Deine Aufgabe: Kannst du die Daten ab der Zeile mit „List every element“ bis einschließlich der Zeile mit „Detect and localize“ als Markdown-Tabelle mit den Spalten „Nr“ und „Zeile“ wiedergeben und dabei Leerzeilen weglassen?

---------- Zu verarbeitende Daten

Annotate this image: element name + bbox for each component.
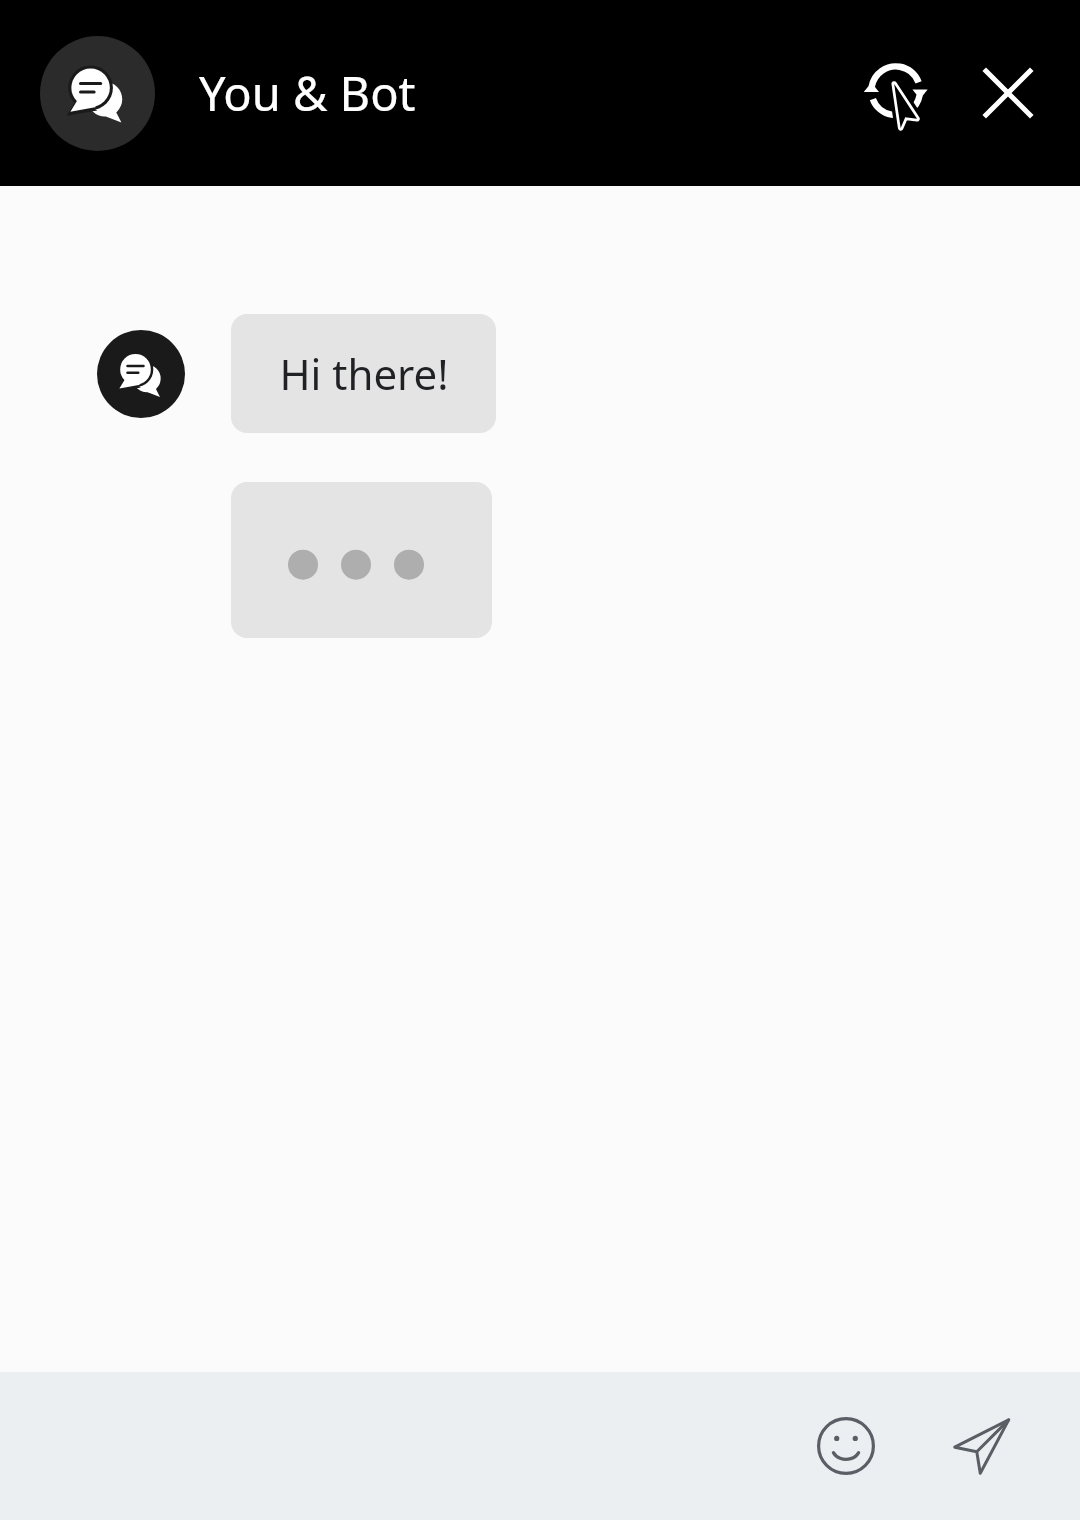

--------------------
---------- Zu verarbeitende Daten

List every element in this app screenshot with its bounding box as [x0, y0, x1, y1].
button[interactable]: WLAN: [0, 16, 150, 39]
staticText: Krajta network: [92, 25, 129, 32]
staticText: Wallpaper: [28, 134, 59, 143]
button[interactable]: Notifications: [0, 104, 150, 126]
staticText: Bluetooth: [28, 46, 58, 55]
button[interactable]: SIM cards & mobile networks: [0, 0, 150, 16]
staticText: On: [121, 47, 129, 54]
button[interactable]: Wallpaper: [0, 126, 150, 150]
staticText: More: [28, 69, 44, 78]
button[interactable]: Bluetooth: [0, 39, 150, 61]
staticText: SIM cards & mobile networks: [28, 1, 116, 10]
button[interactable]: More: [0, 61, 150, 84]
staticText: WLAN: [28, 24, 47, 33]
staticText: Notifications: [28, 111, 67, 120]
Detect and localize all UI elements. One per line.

--------------------

Erwartete Antwort:
| Nr | Zeile |
|---|---|
| 1 | List every element in this app screenshot with its bounding box as [x0, y0, x1, y1]. |
| 2 | button[interactable]: WLAN: [0, 16, 150, 39] |
| 3 | staticText: Krajta network: [92, 25, 129, 32] |
| 4 | staticText: Wallpaper: [28, 134, 59, 143] |
| 5 | button[interactable]: Notifications: [0, 104, 150, 126] |
| 6 | staticText: Bluetooth: [28, 46, 58, 55] |
| 7 | button[interactable]: SIM cards & mobile networks: [0, 0, 150, 16] |
| 8 | staticText: On: [121, 47, 129, 54] |
| 9 | button[interactable]: Wallpaper: [0, 126, 150, 150] |
| 10 | staticText: More: [28, 69, 44, 78] |
| 11 | button[interactable]: Bluetooth: [0, 39, 150, 61] |
| 12 | staticText: SIM cards & mobile networks: [28, 1, 116, 10] |
| 13 | button[interactable]: More: [0, 61, 150, 84] |
| 14 | staticText: WLAN: [28, 24, 47, 33] |
| 15 | staticText: Notifications: [28, 111, 67, 120] |
| 16 | Detect and localize all UI elements. One per line. |